WORK INSTRUCTION:
For the copy, please give all of the data again exactly and leave the pictures out.

Transcribed page data
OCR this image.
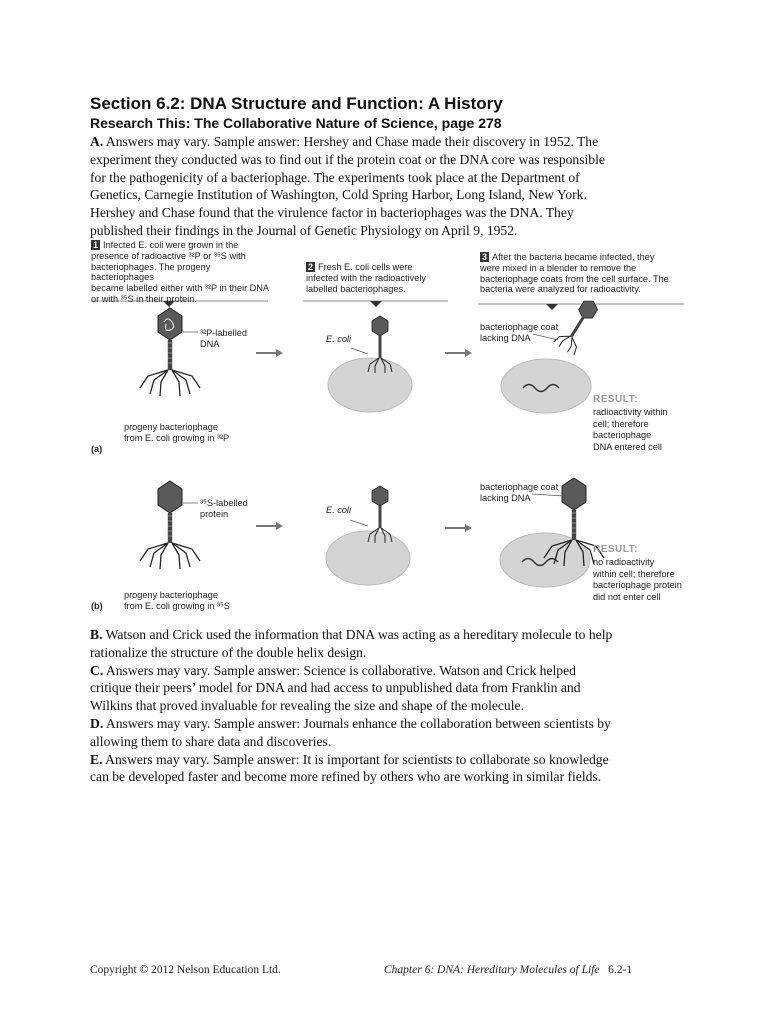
Section 6.2: DNA Structure and Function: A History
Research This: The Collaborative Nature of Science, page 278
A. Answers may vary. Sample answer: Hershey and Chase made their discovery in 1952. The
experiment they conducted was to find out if the protein coat or the DNA core was responsible
for the pathogenicity of a bacteriophage. The experiments took place at the Department of
Genetics, Carnegie Institution of Washington, Cold Spring Harbor, Long Island, New York.
Hershey and Chase found that the virulence factor in bacteriophages was the DNA. They
published their findings in the Journal of Genetic Physiology on April 9, 1952.
1 Infected E. coli were grown in the
presence of radioactive ³²P or ³⁵S with
bacteriophages. The progeny bacteriophages
became labelled either with ³²P in their DNA
or with ³⁵S in their protein.
2 Fresh E. coli cells were
infected with the radioactively
labelled bacteriophages.
3 After the bacteria became infected, they
were mixed in a blender to remove the
bacteriophage coats from the cell surface. The
bacteria were analyzed for radioactivity.
³²P-labelled
DNA
progeny bacteriophage
from E. coli growing in ³²P
(a)
E. coli
bacteriophage coat
lacking DNA
RESULT:
radioactivity within
cell; therefore
bacteriophage
DNA entered cell
³⁵S-labelled
protein
progeny bacteriophage
from E. coli growing in ³⁵S
(b)
E. coli
bacteriophage coat
lacking DNA
RESULT:
no radioactivity
within cell; therefore
bacteriophage protein
did not enter cell
B. Watson and Crick used the information that DNA was acting as a hereditary molecule to help
rationalize the structure of the double helix design.
C. Answers may vary. Sample answer: Science is collaborative. Watson and Crick helped
critique their peers’ model for DNA and had access to unpublished data from Franklin and
Wilkins that proved invaluable for revealing the size and shape of the molecule.
D. Answers may vary. Sample answer: Journals enhance the collaboration between scientists by
allowing them to share data and discoveries.
E. Answers may vary. Sample answer: It is important for scientists to collaborate so knowledge
can be developed faster and become more refined by others who are working in similar fields.
Copyright © 2012 Nelson Education Ltd.	Chapter 6: DNA: Hereditary Molecules of Life 6.2-1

ANSWER SECTION:
OCR this image.
Section 6.2: DNA Structure and Function: A History
Research This: The Collaborative Nature of Science, page 278
A. Answers may vary. Sample answer: Hershey and Chase made their discovery in 1952. The
experiment they conducted was to find out if the protein coat or the DNA core was responsible
for the pathogenicity of a bacteriophage. The experiments took place at the Department of
Genetics, Carnegie Institution of Washington, Cold Spring Harbor, Long Island, New York.
Hershey and Chase found that the virulence factor in bacteriophages was the DNA. They
published their findings in the Journal of Genetic Physiology on April 9, 1952.
1 Infected E. coli were grown in the
presence of radioactive ³²P or ³⁵S with
bacteriophages. The progeny bacteriophages
became labelled either with ³²P in their DNA
or with ³⁵S in their protein.
2 Fresh E. coli cells were
infected with the radioactively
labelled bacteriophages.
3 After the bacteria became infected, they
were mixed in a blender to remove the
bacteriophage coats from the cell surface. The
bacteria were analyzed for radioactivity.
³²P-labelled
DNA
progeny bacteriophage
from E. coli growing in ³²P
(a)
E. coli
bacteriophage coat
lacking DNA
RESULT:
radioactivity within
cell; therefore
bacteriophage
DNA entered cell
³⁵S-labelled
protein
progeny bacteriophage
from E. coli growing in ³⁵S
(b)
E. coli
bacteriophage coat
lacking DNA
RESULT:
no radioactivity
within cell; therefore
bacteriophage protein
did not enter cell
B. Watson and Crick used the information that DNA was acting as a hereditary molecule to help
rationalize the structure of the double helix design.
C. Answers may vary. Sample answer: Science is collaborative. Watson and Crick helped
critique their peers’ model for DNA and had access to unpublished data from Franklin and
Wilkins that proved invaluable for revealing the size and shape of the molecule.
D. Answers may vary. Sample answer: Journals enhance the collaboration between scientists by
allowing them to share data and discoveries.
E. Answers may vary. Sample answer: It is important for scientists to collaborate so knowledge
can be developed faster and become more refined by others who are working in similar fields.
Copyright © 2012 Nelson Education Ltd.	Chapter 6: DNA: Hereditary Molecules of Life 6.2-1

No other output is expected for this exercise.